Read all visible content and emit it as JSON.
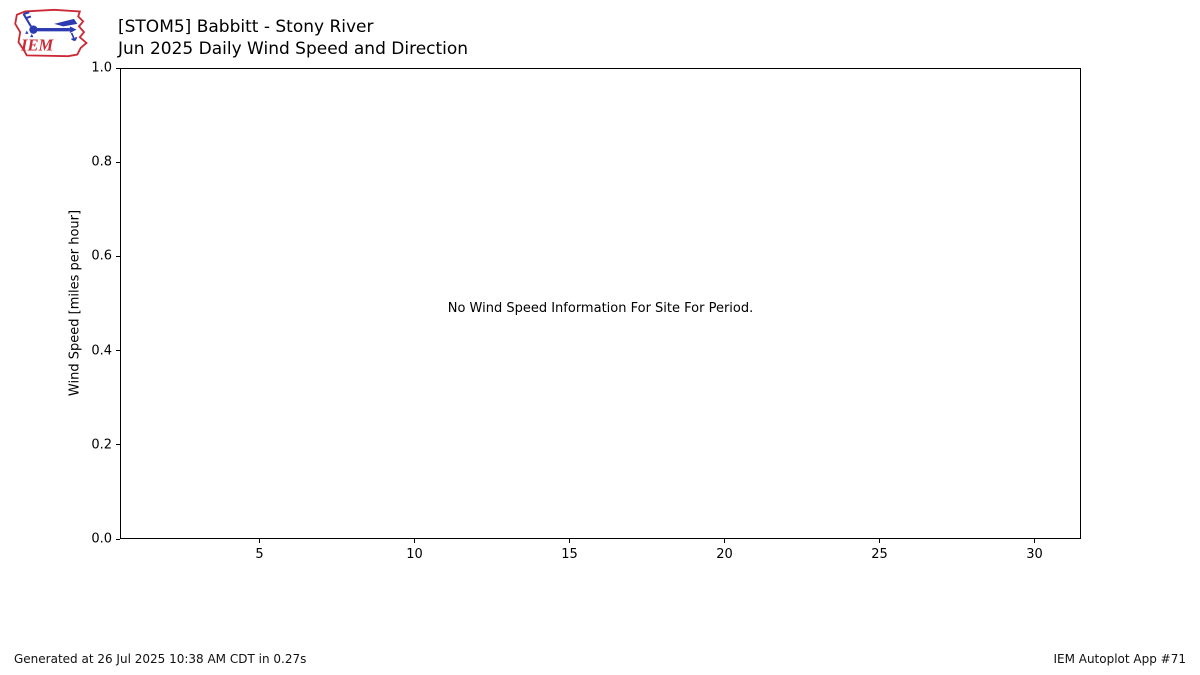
{
  "header": {
    "title": "[STOM5] Babbitt - Stony River",
    "subtitle": "Jun 2025 Daily Wind Speed and Direction"
  },
  "logo": {
    "text": "IEM"
  },
  "colors": {
    "logo_red": "#cc2936",
    "logo_blue": "#2d3bb3",
    "axis": "#000000",
    "background": "#ffffff"
  },
  "footer": {
    "generated": "Generated at 26 Jul 2025 10:38 AM CDT in 0.27s",
    "app": "IEM Autoplot App #71"
  },
  "chart_data": {
    "type": "line",
    "title": "[STOM5] Babbitt - Stony River",
    "subtitle": "Jun 2025 Daily Wind Speed and Direction",
    "xlabel": "",
    "ylabel": "Wind Speed [miles per hour]",
    "xlim": [
      0.5,
      31.5
    ],
    "ylim": [
      0.0,
      1.0
    ],
    "x_ticks": [
      5,
      10,
      15,
      20,
      25,
      30
    ],
    "x_tick_labels": [
      "5",
      "10",
      "15",
      "20",
      "25",
      "30"
    ],
    "y_ticks": [
      0.0,
      0.2,
      0.4,
      0.6,
      0.8,
      1.0
    ],
    "y_tick_labels": [
      "0.0",
      "0.2",
      "0.4",
      "0.6",
      "0.8",
      "1.0"
    ],
    "grid": false,
    "legend": "none",
    "series": [],
    "no_data_message": "No Wind Speed Information For Site For Period."
  }
}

------------------------------

▶ Exercise aim
Nothing but a number is needed here: how many lines hold the string "Wind"?

▶ Right answer
4